▶ **Required work**: Pull out from the material below all lines with "under".

▶ **Task input**:
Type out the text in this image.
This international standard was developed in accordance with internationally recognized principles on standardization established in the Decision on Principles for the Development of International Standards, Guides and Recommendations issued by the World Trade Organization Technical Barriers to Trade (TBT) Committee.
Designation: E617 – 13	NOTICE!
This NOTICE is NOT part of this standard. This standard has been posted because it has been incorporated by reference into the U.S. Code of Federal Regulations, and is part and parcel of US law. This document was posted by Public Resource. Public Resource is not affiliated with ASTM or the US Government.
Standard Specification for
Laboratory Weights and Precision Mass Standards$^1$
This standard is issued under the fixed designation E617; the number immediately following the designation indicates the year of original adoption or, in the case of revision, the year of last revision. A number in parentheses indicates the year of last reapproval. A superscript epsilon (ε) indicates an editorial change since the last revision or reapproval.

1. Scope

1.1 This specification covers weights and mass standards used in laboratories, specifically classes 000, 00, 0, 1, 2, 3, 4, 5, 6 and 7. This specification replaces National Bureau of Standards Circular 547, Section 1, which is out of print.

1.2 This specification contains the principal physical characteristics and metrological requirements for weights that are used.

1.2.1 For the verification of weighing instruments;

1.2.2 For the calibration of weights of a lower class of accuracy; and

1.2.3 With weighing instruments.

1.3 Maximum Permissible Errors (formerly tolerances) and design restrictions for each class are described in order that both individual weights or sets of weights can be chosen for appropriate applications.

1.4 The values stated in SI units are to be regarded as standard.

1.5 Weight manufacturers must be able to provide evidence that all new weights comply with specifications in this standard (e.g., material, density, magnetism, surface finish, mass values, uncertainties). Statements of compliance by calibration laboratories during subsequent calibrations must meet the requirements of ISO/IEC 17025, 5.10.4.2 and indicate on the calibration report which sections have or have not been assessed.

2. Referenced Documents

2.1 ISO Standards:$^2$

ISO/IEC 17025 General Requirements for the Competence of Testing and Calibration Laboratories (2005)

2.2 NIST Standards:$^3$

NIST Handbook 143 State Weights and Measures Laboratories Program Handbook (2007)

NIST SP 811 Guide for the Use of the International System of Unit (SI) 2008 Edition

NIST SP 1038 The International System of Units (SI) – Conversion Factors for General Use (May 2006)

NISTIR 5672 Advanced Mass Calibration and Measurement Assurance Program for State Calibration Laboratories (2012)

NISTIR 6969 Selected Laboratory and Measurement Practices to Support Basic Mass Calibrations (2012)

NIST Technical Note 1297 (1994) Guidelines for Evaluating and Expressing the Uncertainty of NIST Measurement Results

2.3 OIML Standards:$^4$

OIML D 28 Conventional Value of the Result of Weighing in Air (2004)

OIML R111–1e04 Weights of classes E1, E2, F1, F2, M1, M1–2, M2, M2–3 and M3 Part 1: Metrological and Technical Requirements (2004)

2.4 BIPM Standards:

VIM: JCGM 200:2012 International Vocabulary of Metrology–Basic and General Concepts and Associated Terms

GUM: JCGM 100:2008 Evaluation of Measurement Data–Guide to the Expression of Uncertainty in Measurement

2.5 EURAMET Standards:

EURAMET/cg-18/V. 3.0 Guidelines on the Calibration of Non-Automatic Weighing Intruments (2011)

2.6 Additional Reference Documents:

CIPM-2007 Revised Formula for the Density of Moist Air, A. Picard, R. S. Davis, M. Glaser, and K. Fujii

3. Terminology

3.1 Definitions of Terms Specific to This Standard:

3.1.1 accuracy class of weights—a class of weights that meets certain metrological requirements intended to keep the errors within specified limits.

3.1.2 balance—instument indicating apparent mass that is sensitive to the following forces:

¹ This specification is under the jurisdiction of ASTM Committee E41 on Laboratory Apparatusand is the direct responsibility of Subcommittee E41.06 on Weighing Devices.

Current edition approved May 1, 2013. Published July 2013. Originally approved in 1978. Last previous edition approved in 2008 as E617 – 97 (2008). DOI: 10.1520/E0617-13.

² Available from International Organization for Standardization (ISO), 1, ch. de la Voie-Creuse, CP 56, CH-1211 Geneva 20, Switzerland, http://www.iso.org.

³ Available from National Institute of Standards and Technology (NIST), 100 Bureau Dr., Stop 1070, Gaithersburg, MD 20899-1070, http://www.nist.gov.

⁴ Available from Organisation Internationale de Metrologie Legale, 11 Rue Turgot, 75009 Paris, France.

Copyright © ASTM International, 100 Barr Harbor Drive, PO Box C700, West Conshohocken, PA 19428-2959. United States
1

▶ **Solution for this task**:
This standard is issued under the fixed designation E617; the number immediately following the designation indicates the year of original adoption or, in the case of revision, the year of last revision. A number in parentheses indicates the year of last reapproval. A superscript epsilon (ε) indicates an editorial change since the last revision or reapproval.
¹ This specification is under the jurisdiction of ASTM Committee E41 on Laboratory Apparatusand is the direct responsibility of Subcommittee E41.06 on Weighing Devices.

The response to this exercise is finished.